(begin)

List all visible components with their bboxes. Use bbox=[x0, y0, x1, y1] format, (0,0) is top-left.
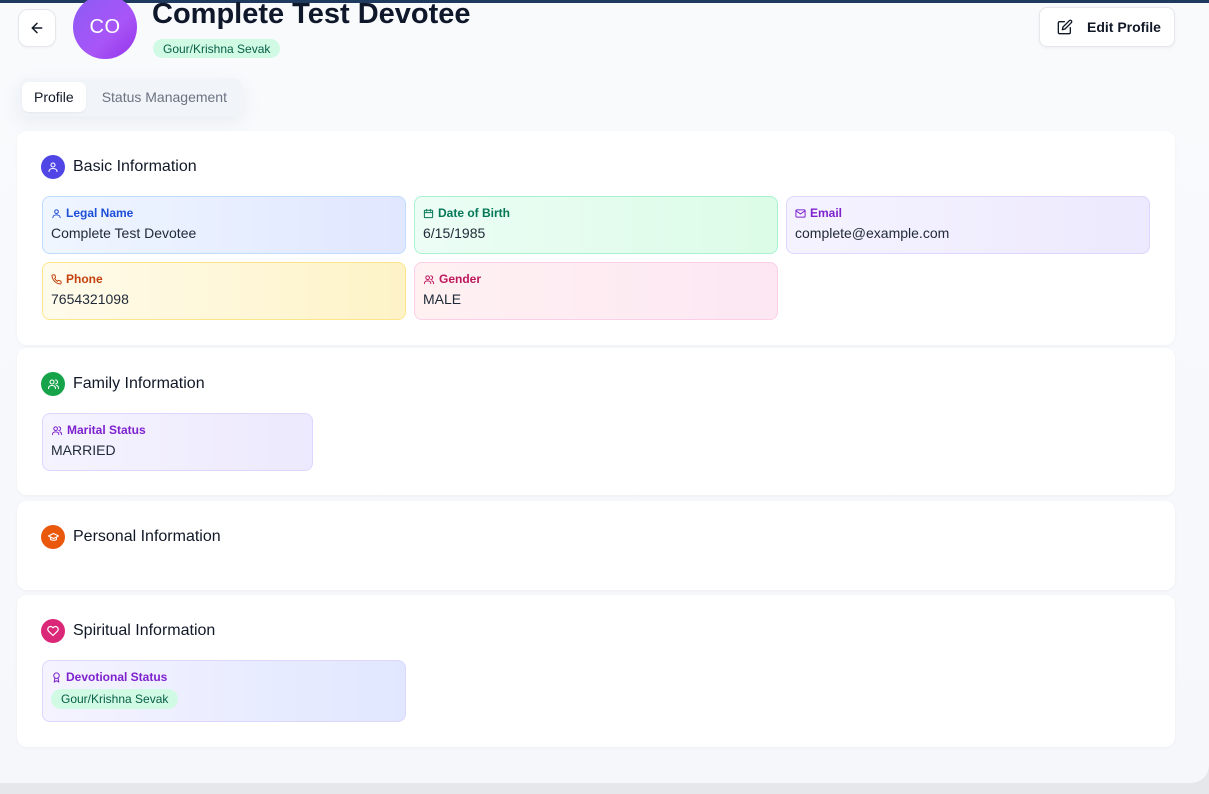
section-title: Basic Information bbox=[73, 158, 197, 175]
marital-status-value: MARRIED bbox=[51, 442, 116, 458]
personal-information-header: Personal Information bbox=[41, 525, 221, 549]
user-icon bbox=[51, 208, 62, 219]
section-title: Personal Information bbox=[73, 528, 221, 545]
users-icon bbox=[41, 372, 65, 396]
email-value: complete@example.com bbox=[795, 225, 950, 241]
field-label: Date of Birth bbox=[423, 206, 769, 220]
date-of-birth-value: 6/15/1985 bbox=[423, 225, 486, 241]
tab-profile[interactable]: Profile bbox=[22, 82, 86, 112]
page-title: Complete Test Devotee bbox=[152, 0, 471, 30]
field-label: Devotional Status bbox=[51, 670, 397, 684]
mail-icon bbox=[795, 208, 806, 219]
devotional-status-badge: Gour/Krishna Sevak bbox=[51, 689, 179, 709]
basic-information-card: Basic Information Legal Name Complete Te… bbox=[17, 131, 1175, 345]
basic-information-header: Basic Information bbox=[41, 155, 197, 179]
users-icon bbox=[51, 425, 63, 436]
gender-value: MALE bbox=[423, 291, 462, 307]
legal-name-field: Legal Name Complete Test Devotee bbox=[42, 196, 406, 254]
phone-label: Phone bbox=[66, 272, 103, 286]
graduation-cap-icon bbox=[41, 525, 65, 549]
family-information-header: Family Information bbox=[41, 372, 205, 396]
date-of-birth-label: Date of Birth bbox=[438, 206, 510, 220]
phone-field: Phone 7654321098 bbox=[42, 262, 406, 320]
field-label: Legal Name bbox=[51, 206, 397, 220]
tab-bar: Profile Status Management bbox=[18, 78, 243, 116]
marital-status-label: Marital Status bbox=[67, 423, 146, 437]
personal-information-card: Personal Information bbox=[17, 501, 1175, 590]
gender-field: Gender MALE bbox=[414, 262, 778, 320]
tab-status-management[interactable]: Status Management bbox=[90, 82, 239, 112]
family-information-card: Family Information Marital Status MARRIE… bbox=[17, 348, 1175, 495]
legal-name-label: Legal Name bbox=[66, 206, 134, 220]
email-label: Email bbox=[810, 206, 843, 220]
award-icon bbox=[51, 671, 62, 683]
marital-status-field: Marital Status MARRIED bbox=[42, 413, 313, 471]
spiritual-information-header: Spiritual Information bbox=[41, 619, 215, 643]
avatar-initials: CO bbox=[89, 15, 121, 38]
status-badge: Gour/Krishna Sevak bbox=[153, 39, 281, 58]
profile-page: CO Complete Test Devotee Gour/Krishna Se… bbox=[0, 0, 1209, 783]
edit-profile-label: Edit Profile bbox=[1087, 19, 1161, 35]
spiritual-information-card: Spiritual Information Devotional Status … bbox=[17, 595, 1175, 747]
section-title: Spiritual Information bbox=[73, 622, 216, 639]
email-field: Email complete@example.com bbox=[786, 196, 1150, 254]
phone-value: 7654321098 bbox=[51, 291, 129, 307]
gender-label: Gender bbox=[439, 272, 482, 286]
date-of-birth-field: Date of Birth 6/15/1985 bbox=[414, 196, 778, 254]
arrow-left-icon bbox=[29, 20, 45, 36]
user-icon bbox=[41, 155, 65, 179]
legal-name-value: Complete Test Devotee bbox=[51, 225, 197, 241]
field-label: Gender bbox=[423, 272, 769, 286]
field-label: Phone bbox=[51, 272, 397, 286]
back-button[interactable] bbox=[18, 9, 56, 47]
phone-icon bbox=[51, 273, 62, 285]
avatar: CO bbox=[73, 0, 137, 59]
section-title: Family Information bbox=[73, 375, 205, 392]
devotional-status-field: Devotional Status Gour/Krishna Sevak bbox=[42, 660, 406, 722]
devotional-status-label: Devotional Status bbox=[66, 670, 168, 684]
users-icon bbox=[423, 274, 435, 285]
edit-icon bbox=[1057, 19, 1073, 35]
field-label: Email bbox=[795, 206, 1141, 220]
heart-icon bbox=[41, 619, 65, 643]
calendar-icon bbox=[423, 208, 434, 219]
edit-profile-button[interactable]: Edit Profile bbox=[1039, 7, 1175, 47]
field-label: Marital Status bbox=[51, 423, 304, 437]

(end)

**What is required:** Please express each line of the listing above as one string in a JSON list, omitting blank lines and leaving out the picture.

**Result of this exercise:**
[
  "List all visible components with their bboxes. Use bbox=[x0, y0, x1, y1] format, (0,0) is top-left.",
  "section-title: Basic Information bbox=[73, 158, 197, 175]",
  "marital-status-value: MARRIED bbox=[51, 442, 116, 458]",
  "personal-information-header: Personal Information bbox=[41, 525, 221, 549]",
  "user-icon bbox=[51, 208, 62, 219]",
  "section-title: Personal Information bbox=[73, 528, 221, 545]",
  "users-icon bbox=[41, 372, 65, 396]",
  "email-value: complete@example.com bbox=[795, 225, 950, 241]",
  "field-label: Date of Birth bbox=[423, 206, 769, 220]",
  "date-of-birth-value: 6/15/1985 bbox=[423, 225, 486, 241]",
  "tab-profile[interactable]: Profile bbox=[22, 82, 86, 112]",
  "page-title: Complete Test Devotee bbox=[152, 0, 471, 30]",
  "field-label: Devotional Status bbox=[51, 670, 397, 684]",
  "mail-icon bbox=[795, 208, 806, 219]",
  "devotional-status-badge: Gour/Krishna Sevak bbox=[51, 689, 179, 709]",
  "basic-information-card: Basic Information Legal Name Complete Te… bbox=[17, 131, 1175, 345]",
  "basic-information-header: Basic Information bbox=[41, 155, 197, 179]",
  "users-icon bbox=[51, 425, 63, 436]",
  "gender-value: MALE bbox=[423, 291, 462, 307]",
  "legal-name-field: Legal Name Complete Test Devotee bbox=[42, 196, 406, 254]",
  "phone-label: Phone bbox=[66, 272, 103, 286]",
  "graduation-cap-icon bbox=[41, 525, 65, 549]",
  "family-information-header: Family Information bbox=[41, 372, 205, 396]",
  "date-of-birth-label: Date of Birth bbox=[438, 206, 510, 220]",
  "phone-field: Phone 7654321098 bbox=[42, 262, 406, 320]",
  "field-label: Legal Name bbox=[51, 206, 397, 220]",
  "tab-bar: Profile Status Management bbox=[18, 78, 243, 116]",
  "marital-status-label: Marital Status bbox=[67, 423, 146, 437]",
  "personal-information-card: Personal Information bbox=[17, 501, 1175, 590]",
  "gender-field: Gender MALE bbox=[414, 262, 778, 320]",
  "tab-status-management[interactable]: Status Management bbox=[90, 82, 239, 112]",
  "family-information-card: Family Information Marital Status MARRIE… bbox=[17, 348, 1175, 495]",
  "legal-name-label: Legal Name bbox=[66, 206, 134, 220]",
  "email-label: Email bbox=[810, 206, 843, 220]",
  "award-icon bbox=[51, 671, 62, 683]",
  "marital-status-field: Marital Status MARRIED bbox=[42, 413, 313, 471]",
  "spiritual-information-header: Spiritual Information bbox=[41, 619, 215, 643]",
  "avatar-initials: CO bbox=[89, 15, 121, 38]",
  "status-badge: Gour/Krishna Sevak bbox=[153, 39, 281, 58]",
  "profile-page: CO Complete Test Devotee Gour/Krishna Se… bbox=[0, 0, 1209, 783]",
  "edit-profile-label: Edit Profile bbox=[1087, 19, 1161, 35]",
  "spiritual-information-card: Spiritual Information Devotional Status … bbox=[17, 595, 1175, 747]",
  "section-title: Spiritual Information bbox=[73, 622, 216, 639]",
  "email-field: Email complete@example.com bbox=[786, 196, 1150, 254]",
  "phone-value: 7654321098 bbox=[51, 291, 129, 307]",
  "gender-label: Gender bbox=[439, 272, 482, 286]",
  "date-of-birth-field: Date of Birth 6/15/1985 bbox=[414, 196, 778, 254]",
  "arrow-left-icon bbox=[29, 20, 45, 36]",
  "user-icon bbox=[41, 155, 65, 179]",
  "legal-name-value: Complete Test Devotee bbox=[51, 225, 197, 241]",
  "field-label: Gender bbox=[423, 272, 769, 286]",
  "field-label: Phone bbox=[51, 272, 397, 286]",
  "back-button[interactable] bbox=[18, 9, 56, 47]",
  "phone-icon bbox=[51, 273, 62, 285]",
  "avatar: CO bbox=[73, 0, 137, 59]",
  "section-title: Family Information bbox=[73, 375, 205, 392]",
  "devotional-status-field: Devotional Status Gour/Krishna Sevak bbox=[42, 660, 406, 722]",
  "devotional-status-label: Devotional Status bbox=[66, 670, 168, 684]",
  "users-icon bbox=[423, 274, 435, 285]",
  "edit-icon bbox=[1057, 19, 1073, 35]",
  "field-label: Email bbox=[795, 206, 1141, 220]",
  "heart-icon bbox=[41, 619, 65, 643]",
  "calendar-icon bbox=[423, 208, 434, 219]",
  "edit-profile-button[interactable]: Edit Profile bbox=[1039, 7, 1175, 47]",
  "field-label: Marital Status bbox=[51, 423, 304, 437]"
]